- _Stated goal_
Find how many lines hold the word "Heuristic" and give that number only.

- _Task inputs_
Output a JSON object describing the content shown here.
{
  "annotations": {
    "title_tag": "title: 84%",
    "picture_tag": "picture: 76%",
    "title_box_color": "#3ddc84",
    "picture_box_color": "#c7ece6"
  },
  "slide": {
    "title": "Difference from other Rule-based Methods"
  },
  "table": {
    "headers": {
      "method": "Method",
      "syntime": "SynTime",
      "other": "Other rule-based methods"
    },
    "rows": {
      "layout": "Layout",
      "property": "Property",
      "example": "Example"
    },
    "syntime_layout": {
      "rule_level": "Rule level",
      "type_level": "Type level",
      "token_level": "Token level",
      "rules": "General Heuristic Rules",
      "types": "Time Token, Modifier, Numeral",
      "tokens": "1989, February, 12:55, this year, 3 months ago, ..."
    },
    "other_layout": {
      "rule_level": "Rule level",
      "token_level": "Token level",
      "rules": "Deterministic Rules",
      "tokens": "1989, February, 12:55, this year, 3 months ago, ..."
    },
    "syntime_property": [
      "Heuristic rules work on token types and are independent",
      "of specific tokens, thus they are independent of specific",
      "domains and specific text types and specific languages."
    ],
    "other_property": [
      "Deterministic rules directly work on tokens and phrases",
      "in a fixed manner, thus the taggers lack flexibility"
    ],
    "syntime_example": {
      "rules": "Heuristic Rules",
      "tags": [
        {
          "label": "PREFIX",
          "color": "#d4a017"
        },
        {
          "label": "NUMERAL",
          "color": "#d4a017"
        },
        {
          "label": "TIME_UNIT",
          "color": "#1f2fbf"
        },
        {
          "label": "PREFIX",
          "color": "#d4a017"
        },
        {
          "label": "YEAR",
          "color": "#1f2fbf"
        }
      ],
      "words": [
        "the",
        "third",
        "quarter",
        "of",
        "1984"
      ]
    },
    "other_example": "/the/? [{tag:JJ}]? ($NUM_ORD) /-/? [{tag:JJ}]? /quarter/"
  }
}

- _Correct answer_
3